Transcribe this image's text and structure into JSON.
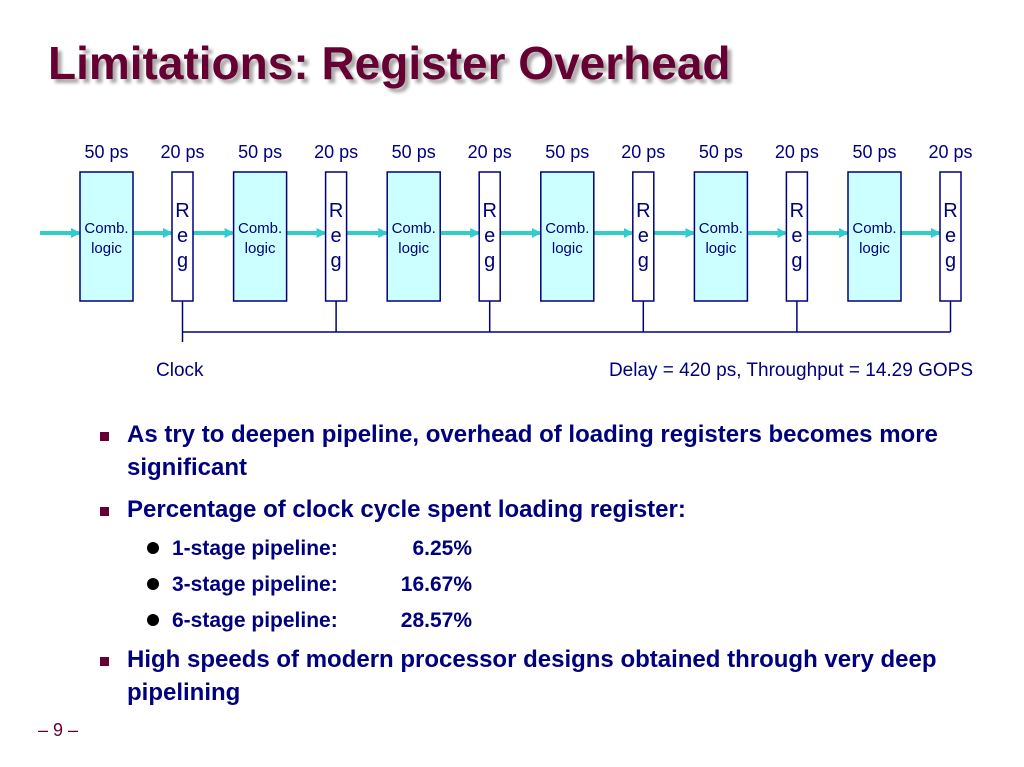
{
  "title": "Limitations: Register Overhead",
  "diagram": {
    "timing_labels": [
      "50 ps",
      "20 ps",
      "50 ps",
      "20 ps",
      "50 ps",
      "20 ps",
      "50 ps",
      "20 ps",
      "50 ps",
      "20 ps",
      "50 ps",
      "20 ps"
    ],
    "comb_line1": "Comb.",
    "comb_line2": "logic",
    "reg_letters": [
      "R",
      "e",
      "g"
    ],
    "clock_label": "Clock",
    "summary": "Delay = 420 ps, Throughput = 14.29 GOPS",
    "stage_count": 6,
    "colors": {
      "comb_fill": "#ccffff",
      "arrow": "#33cccc",
      "text": "#00007f",
      "line": "#00007f"
    }
  },
  "bullets": [
    {
      "text": "As try to deepen pipeline, overhead of loading registers becomes more significant"
    },
    {
      "text": "Percentage of clock cycle spent loading register:",
      "sub": [
        {
          "name": "1-stage pipeline:",
          "value": "6.25%"
        },
        {
          "name": "3-stage pipeline:",
          "value": "16.67%"
        },
        {
          "name": "6-stage pipeline:",
          "value": "28.57%"
        }
      ]
    },
    {
      "text": "High speeds of modern processor designs obtained through very deep pipelining"
    }
  ],
  "page_number": "– 9 –"
}
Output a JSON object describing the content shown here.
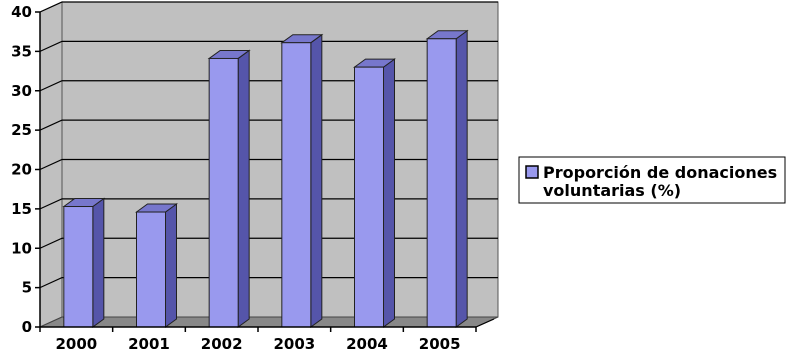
{
  "chart_data": {
    "type": "bar",
    "title": "",
    "xlabel": "",
    "ylabel": "",
    "categories": [
      "2000",
      "2001",
      "2002",
      "2003",
      "2004",
      "2005"
    ],
    "series": [
      {
        "name": "Proporción de donaciones voluntarias (%)",
        "values": [
          15.3,
          14.6,
          34.1,
          36.1,
          33.0,
          36.6
        ]
      }
    ],
    "ylim": [
      0,
      40
    ],
    "yticks": [
      "0",
      "5",
      "10",
      "15",
      "20",
      "25",
      "30",
      "35",
      "40"
    ],
    "grid": true,
    "style": "3d",
    "legend": {
      "position": "right",
      "lines": [
        "Proporción de donaciones",
        "voluntarias (%)"
      ]
    },
    "colors": {
      "bar_front": "#9999ee",
      "bar_side": "#5555aa",
      "bar_top": "#7777cc",
      "wall": "#c0c0c0",
      "floor": "#888888",
      "grid": "#000000"
    }
  }
}
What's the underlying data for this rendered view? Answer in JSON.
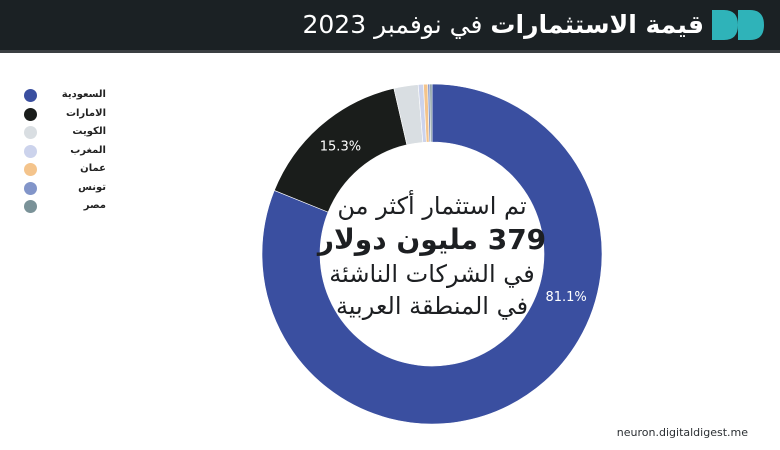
{
  "header": {
    "title_bold": "قيمة الاستثمارات",
    "title_rest": "في نوفمبر 2023",
    "logo_icon": "double-play-logo",
    "logo_color": "#2fb3b9",
    "background": "#1b2124"
  },
  "center": {
    "line1": "تم استثمار أكثر من",
    "line2": "379 مليون دولار",
    "line3": "في الشركات الناشئة",
    "line4": "في المنطقة العربية"
  },
  "source": "neuron.digitaldigest.me",
  "chart_data": {
    "type": "pie",
    "donut": true,
    "categories": [
      "السعودية",
      "الامارات",
      "الكويت",
      "المغرب",
      "عمان",
      "تونس",
      "مصر"
    ],
    "values": [
      81.1,
      15.3,
      2.3,
      0.5,
      0.4,
      0.2,
      0.2
    ],
    "colors": [
      "#3a4fa0",
      "#1a1d1b",
      "#d9dee2",
      "#ccd3ec",
      "#f4c48c",
      "#8295c9",
      "#7a9298"
    ],
    "data_labels": [
      "81.1%",
      "15.3%",
      "",
      "",
      "",
      "",
      ""
    ],
    "legend_position": "left"
  }
}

→ EXERCISE INSTRUCTIONS:
The records above are to be reproduced exactly; the pictures are to be left out.

→ EXERCISE OUTPUT:
Transcribe this image's text and structure into JSON.
{
  "title": "Limitations: Register Overhead",
  "diagram": {
    "timing_labels": [
      "50 ps",
      "20 ps",
      "50 ps",
      "20 ps",
      "50 ps",
      "20 ps",
      "50 ps",
      "20 ps",
      "50 ps",
      "20 ps",
      "50 ps",
      "20 ps"
    ],
    "comb_line1": "Comb.",
    "comb_line2": "logic",
    "reg_letters": [
      "R",
      "e",
      "g"
    ],
    "clock_label": "Clock",
    "summary": "Delay = 420 ps, Throughput = 14.29 GOPS",
    "stage_count": 6,
    "colors": {
      "comb_fill": "#ccffff",
      "arrow": "#33cccc",
      "text": "#00007f",
      "line": "#00007f"
    }
  },
  "bullets": [
    {
      "text": "As try to deepen pipeline, overhead of loading registers becomes more significant"
    },
    {
      "text": "Percentage of clock cycle spent loading register:",
      "sub": [
        {
          "name": "1-stage pipeline:",
          "value": "6.25%"
        },
        {
          "name": "3-stage pipeline:",
          "value": "16.67%"
        },
        {
          "name": "6-stage pipeline:",
          "value": "28.57%"
        }
      ]
    },
    {
      "text": "High speeds of modern processor designs obtained through very deep pipelining"
    }
  ],
  "page_number": "– 9 –"
}
Output a JSON object describing the content shown here.
{
  "chart_data": {
    "type": "bar",
    "title": "",
    "xlabel": "",
    "ylabel": "",
    "categories": [
      "2000",
      "2001",
      "2002",
      "2003",
      "2004",
      "2005"
    ],
    "series": [
      {
        "name": "Proporción de donaciones voluntarias (%)",
        "values": [
          15.3,
          14.6,
          34.1,
          36.1,
          33.0,
          36.6
        ]
      }
    ],
    "ylim": [
      0,
      40
    ],
    "yticks": [
      "0",
      "5",
      "10",
      "15",
      "20",
      "25",
      "30",
      "35",
      "40"
    ],
    "grid": true,
    "style": "3d",
    "legend": {
      "position": "right",
      "lines": [
        "Proporción de donaciones",
        "voluntarias (%)"
      ]
    },
    "colors": {
      "bar_front": "#9999ee",
      "bar_side": "#5555aa",
      "bar_top": "#7777cc",
      "wall": "#c0c0c0",
      "floor": "#888888",
      "grid": "#000000"
    }
  }
}
What's the underlying data for this rendered view? Answer in JSON.
{
  "header": {
    "title_bold": "قيمة الاستثمارات",
    "title_rest": "في نوفمبر 2023",
    "logo_icon": "double-play-logo",
    "logo_color": "#2fb3b9",
    "background": "#1b2124"
  },
  "center": {
    "line1": "تم استثمار أكثر من",
    "line2": "379 مليون دولار",
    "line3": "في الشركات الناشئة",
    "line4": "في المنطقة العربية"
  },
  "source": "neuron.digitaldigest.me",
  "chart_data": {
    "type": "pie",
    "donut": true,
    "categories": [
      "السعودية",
      "الامارات",
      "الكويت",
      "المغرب",
      "عمان",
      "تونس",
      "مصر"
    ],
    "values": [
      81.1,
      15.3,
      2.3,
      0.5,
      0.4,
      0.2,
      0.2
    ],
    "colors": [
      "#3a4fa0",
      "#1a1d1b",
      "#d9dee2",
      "#ccd3ec",
      "#f4c48c",
      "#8295c9",
      "#7a9298"
    ],
    "data_labels": [
      "81.1%",
      "15.3%",
      "",
      "",
      "",
      "",
      ""
    ],
    "legend_position": "left"
  }
}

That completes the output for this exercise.